- _Task to complete_:
Write out the stretch of the entries from the line that contains "x-tick-label: 33 <box>183 73 196 85</box>" through the line that contains "y-tick-label: 0 <box>32 84 39 97</box>", with each line repeated word for word.

Some records
________________________________________

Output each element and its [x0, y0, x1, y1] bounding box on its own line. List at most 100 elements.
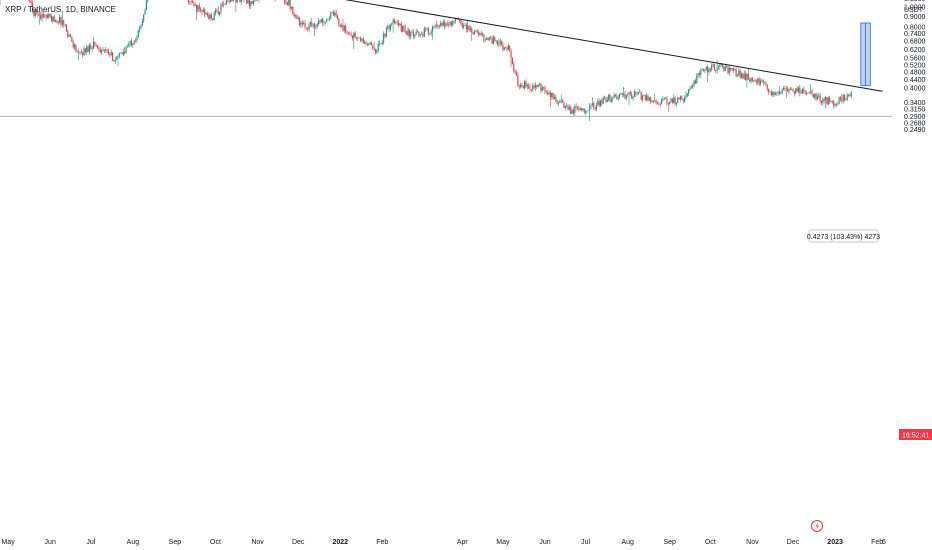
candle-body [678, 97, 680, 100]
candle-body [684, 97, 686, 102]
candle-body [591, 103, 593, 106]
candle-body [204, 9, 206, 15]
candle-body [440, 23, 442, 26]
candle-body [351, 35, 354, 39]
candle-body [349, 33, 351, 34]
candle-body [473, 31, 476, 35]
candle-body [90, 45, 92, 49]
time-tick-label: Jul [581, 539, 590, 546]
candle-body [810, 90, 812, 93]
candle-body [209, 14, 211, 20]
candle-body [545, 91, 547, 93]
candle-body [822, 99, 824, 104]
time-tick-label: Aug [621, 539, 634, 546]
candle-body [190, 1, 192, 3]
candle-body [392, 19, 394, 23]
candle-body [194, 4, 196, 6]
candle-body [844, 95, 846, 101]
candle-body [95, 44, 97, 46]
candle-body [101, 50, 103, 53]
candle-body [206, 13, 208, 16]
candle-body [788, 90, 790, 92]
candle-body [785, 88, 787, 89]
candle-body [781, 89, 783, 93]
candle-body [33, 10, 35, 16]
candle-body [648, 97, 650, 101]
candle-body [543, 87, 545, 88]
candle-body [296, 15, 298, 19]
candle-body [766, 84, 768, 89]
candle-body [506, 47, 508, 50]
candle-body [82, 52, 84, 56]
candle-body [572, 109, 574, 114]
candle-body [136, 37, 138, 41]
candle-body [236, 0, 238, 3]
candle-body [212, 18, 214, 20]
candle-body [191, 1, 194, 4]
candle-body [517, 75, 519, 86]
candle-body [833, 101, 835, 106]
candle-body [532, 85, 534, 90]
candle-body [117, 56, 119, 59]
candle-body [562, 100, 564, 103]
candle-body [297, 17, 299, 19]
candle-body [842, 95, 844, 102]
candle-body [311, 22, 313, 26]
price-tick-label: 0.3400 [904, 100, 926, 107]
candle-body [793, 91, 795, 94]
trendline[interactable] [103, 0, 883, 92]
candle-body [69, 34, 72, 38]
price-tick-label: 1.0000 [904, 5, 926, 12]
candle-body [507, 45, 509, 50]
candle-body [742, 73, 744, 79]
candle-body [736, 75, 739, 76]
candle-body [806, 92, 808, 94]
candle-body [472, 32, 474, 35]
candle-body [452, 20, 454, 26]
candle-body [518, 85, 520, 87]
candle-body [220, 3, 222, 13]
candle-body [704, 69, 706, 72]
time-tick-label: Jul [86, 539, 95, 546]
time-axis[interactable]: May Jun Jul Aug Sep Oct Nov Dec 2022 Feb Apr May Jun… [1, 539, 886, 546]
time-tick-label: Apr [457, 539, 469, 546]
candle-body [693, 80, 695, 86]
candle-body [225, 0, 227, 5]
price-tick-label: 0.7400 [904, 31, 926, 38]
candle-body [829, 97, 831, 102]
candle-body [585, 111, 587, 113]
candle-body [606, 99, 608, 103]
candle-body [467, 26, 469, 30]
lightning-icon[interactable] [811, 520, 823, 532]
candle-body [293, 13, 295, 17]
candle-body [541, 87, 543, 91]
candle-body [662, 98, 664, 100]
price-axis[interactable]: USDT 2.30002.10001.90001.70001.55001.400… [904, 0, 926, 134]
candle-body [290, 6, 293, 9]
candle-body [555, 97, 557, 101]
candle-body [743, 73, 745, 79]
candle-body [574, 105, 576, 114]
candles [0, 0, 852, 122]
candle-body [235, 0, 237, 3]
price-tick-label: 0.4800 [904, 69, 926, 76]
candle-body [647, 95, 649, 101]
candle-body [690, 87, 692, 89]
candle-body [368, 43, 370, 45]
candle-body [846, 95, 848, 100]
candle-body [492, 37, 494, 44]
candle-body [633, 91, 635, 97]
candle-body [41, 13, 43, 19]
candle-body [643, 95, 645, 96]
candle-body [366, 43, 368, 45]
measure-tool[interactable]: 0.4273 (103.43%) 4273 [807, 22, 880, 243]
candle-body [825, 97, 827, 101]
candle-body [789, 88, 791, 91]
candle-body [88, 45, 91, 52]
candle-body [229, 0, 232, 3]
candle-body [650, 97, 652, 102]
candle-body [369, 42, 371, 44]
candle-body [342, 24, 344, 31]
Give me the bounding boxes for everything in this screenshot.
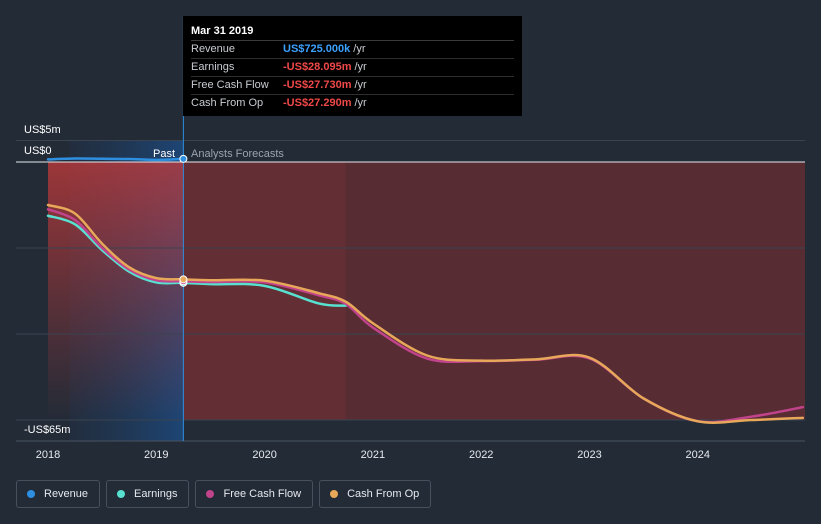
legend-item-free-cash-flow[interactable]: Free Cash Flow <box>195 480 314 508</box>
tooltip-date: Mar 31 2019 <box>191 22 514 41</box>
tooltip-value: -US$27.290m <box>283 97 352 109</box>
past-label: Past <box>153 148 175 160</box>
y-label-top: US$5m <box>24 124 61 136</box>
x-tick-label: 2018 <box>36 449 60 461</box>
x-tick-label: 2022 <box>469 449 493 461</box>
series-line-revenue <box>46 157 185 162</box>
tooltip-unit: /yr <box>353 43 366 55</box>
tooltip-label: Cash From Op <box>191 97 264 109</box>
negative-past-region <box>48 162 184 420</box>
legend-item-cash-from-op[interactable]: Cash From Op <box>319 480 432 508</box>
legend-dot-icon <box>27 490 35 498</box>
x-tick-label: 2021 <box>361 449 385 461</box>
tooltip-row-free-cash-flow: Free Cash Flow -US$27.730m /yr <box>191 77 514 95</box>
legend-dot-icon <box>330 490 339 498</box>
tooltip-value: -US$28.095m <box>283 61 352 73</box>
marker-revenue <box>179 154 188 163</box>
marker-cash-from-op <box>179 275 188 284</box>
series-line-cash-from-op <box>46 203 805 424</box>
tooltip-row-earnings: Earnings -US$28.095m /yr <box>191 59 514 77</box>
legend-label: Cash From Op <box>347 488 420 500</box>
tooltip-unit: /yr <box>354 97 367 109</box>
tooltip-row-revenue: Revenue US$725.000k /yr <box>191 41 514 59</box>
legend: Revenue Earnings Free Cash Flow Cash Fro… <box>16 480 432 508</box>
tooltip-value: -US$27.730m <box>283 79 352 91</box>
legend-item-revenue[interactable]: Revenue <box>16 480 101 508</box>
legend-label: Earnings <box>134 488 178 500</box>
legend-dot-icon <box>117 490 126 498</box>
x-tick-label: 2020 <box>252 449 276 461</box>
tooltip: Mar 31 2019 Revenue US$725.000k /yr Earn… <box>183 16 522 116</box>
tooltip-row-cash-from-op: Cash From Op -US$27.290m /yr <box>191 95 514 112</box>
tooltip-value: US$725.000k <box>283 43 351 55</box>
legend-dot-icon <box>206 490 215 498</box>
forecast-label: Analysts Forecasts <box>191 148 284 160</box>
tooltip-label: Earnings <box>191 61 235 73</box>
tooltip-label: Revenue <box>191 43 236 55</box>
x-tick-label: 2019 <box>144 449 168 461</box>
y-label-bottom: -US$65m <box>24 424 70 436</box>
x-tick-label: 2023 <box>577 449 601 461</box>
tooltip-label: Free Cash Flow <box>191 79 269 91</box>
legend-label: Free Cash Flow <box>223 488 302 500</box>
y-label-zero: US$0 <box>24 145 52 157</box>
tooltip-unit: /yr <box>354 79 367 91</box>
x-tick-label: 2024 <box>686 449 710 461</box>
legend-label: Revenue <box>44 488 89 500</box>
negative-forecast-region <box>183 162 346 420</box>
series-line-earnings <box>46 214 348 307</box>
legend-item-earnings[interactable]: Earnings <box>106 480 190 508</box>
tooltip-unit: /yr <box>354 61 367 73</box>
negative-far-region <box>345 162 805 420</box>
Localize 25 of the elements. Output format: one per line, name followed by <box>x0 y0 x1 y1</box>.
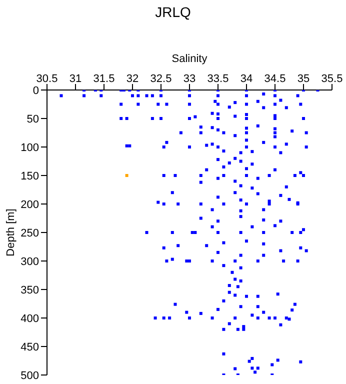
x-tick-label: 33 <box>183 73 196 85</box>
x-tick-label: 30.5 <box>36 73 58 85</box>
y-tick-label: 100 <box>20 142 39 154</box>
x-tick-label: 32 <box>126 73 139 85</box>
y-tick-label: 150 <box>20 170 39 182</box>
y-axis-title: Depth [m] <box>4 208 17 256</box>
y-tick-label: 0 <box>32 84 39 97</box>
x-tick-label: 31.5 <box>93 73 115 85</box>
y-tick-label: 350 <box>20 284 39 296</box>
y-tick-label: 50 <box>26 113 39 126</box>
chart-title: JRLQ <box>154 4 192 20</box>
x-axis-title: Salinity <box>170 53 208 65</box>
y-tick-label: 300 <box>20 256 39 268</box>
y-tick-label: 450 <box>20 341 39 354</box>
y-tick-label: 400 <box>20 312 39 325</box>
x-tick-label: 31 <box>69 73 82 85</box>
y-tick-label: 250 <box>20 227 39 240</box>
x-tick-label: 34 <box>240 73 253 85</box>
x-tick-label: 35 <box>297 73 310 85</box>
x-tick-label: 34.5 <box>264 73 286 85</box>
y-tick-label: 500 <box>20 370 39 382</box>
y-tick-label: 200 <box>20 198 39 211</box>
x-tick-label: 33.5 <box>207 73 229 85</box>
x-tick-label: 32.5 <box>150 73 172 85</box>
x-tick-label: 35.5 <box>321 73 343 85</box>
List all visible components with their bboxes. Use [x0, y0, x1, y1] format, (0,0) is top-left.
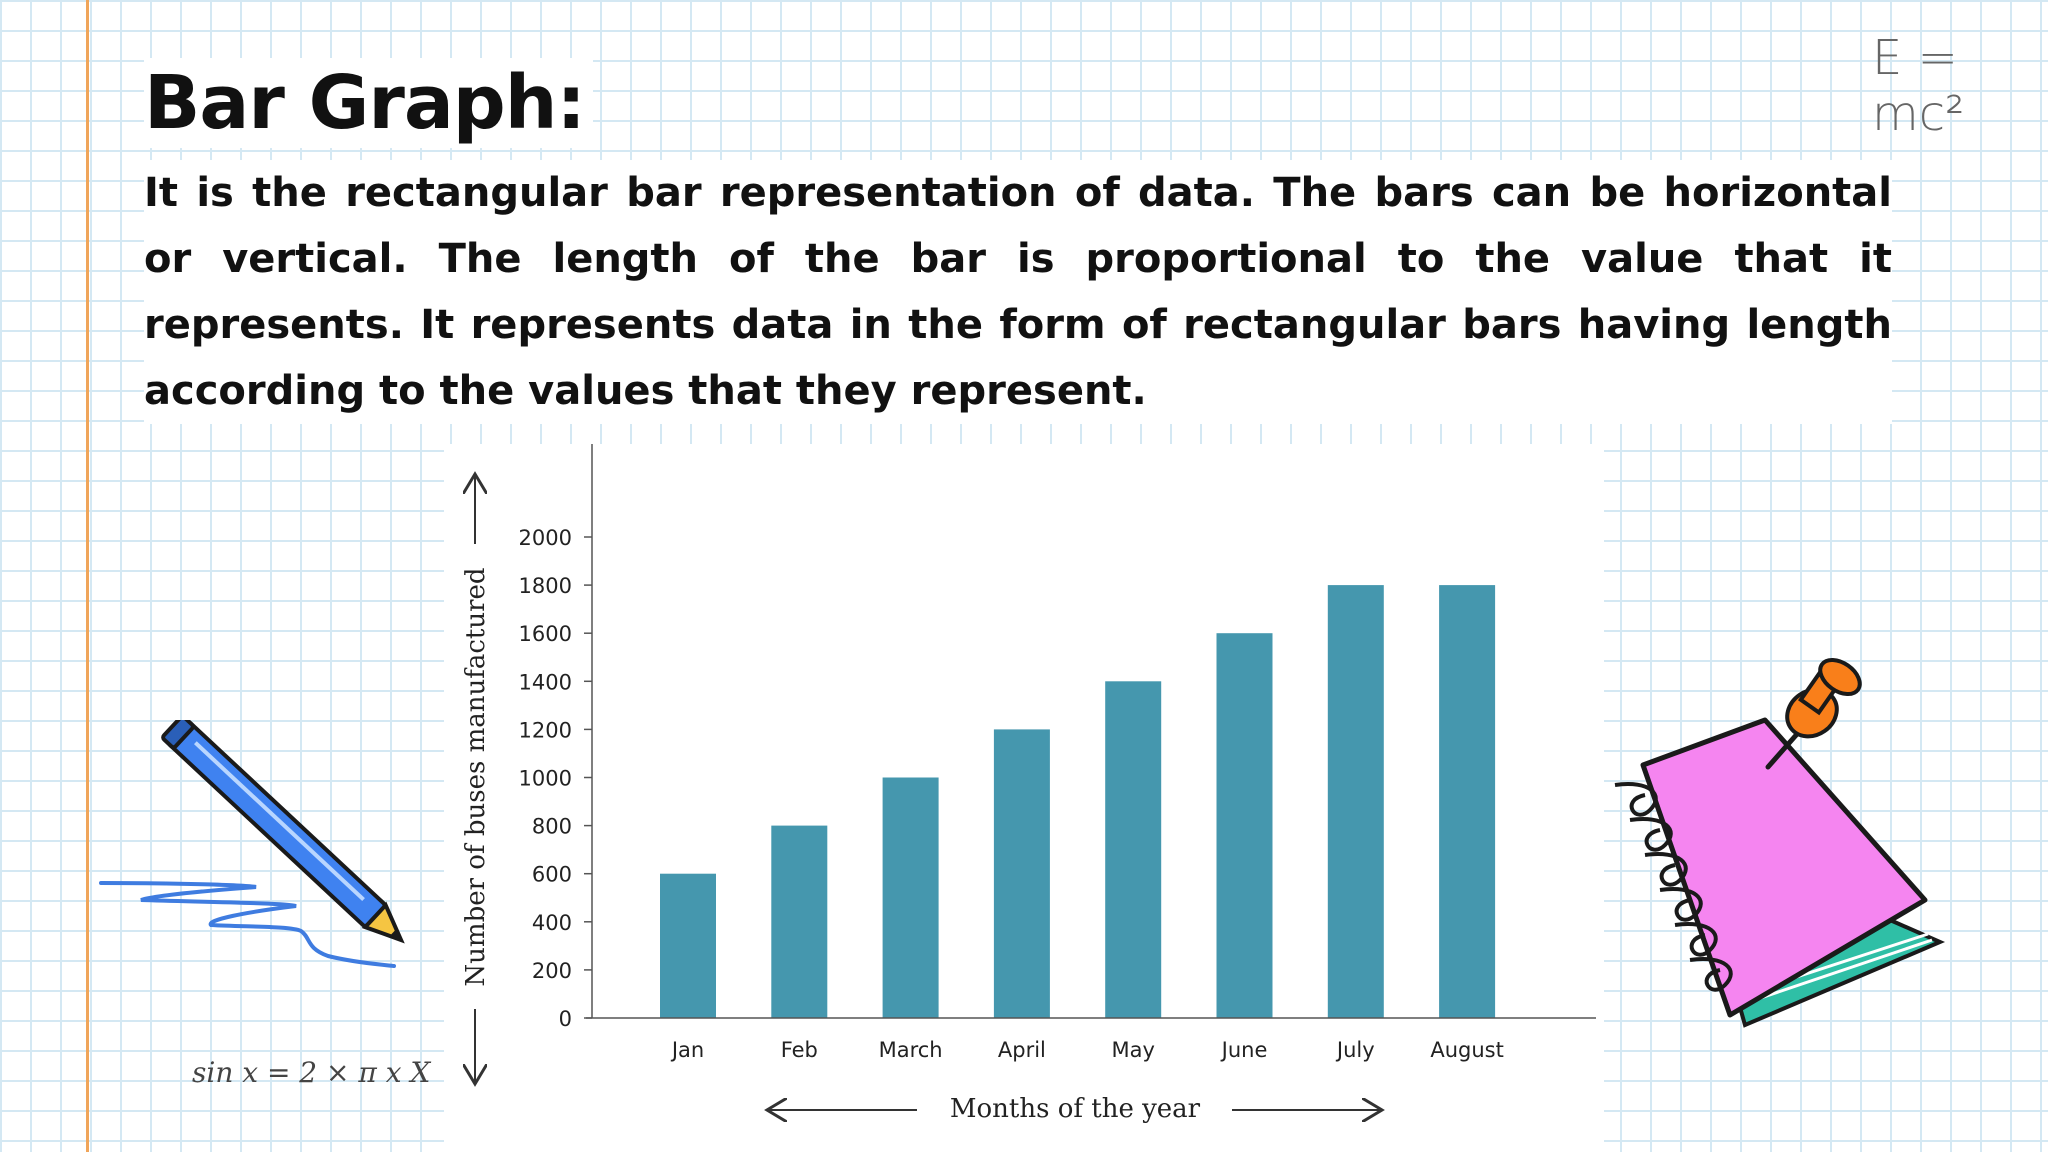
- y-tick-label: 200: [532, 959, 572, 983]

________________________________________

- _Exercise response_:
x-tick-label: 33 <box>183 73 196 85</box>
x-tick-label: 30.5 <box>36 73 58 85</box>
y-tick-label: 100 <box>20 142 39 154</box>
x-tick-label: 32 <box>126 73 139 85</box>
y-tick-label: 150 <box>20 170 39 182</box>
y-axis-title: Depth [m] <box>4 208 17 256</box>
y-tick-label: 0 <box>32 84 39 97</box>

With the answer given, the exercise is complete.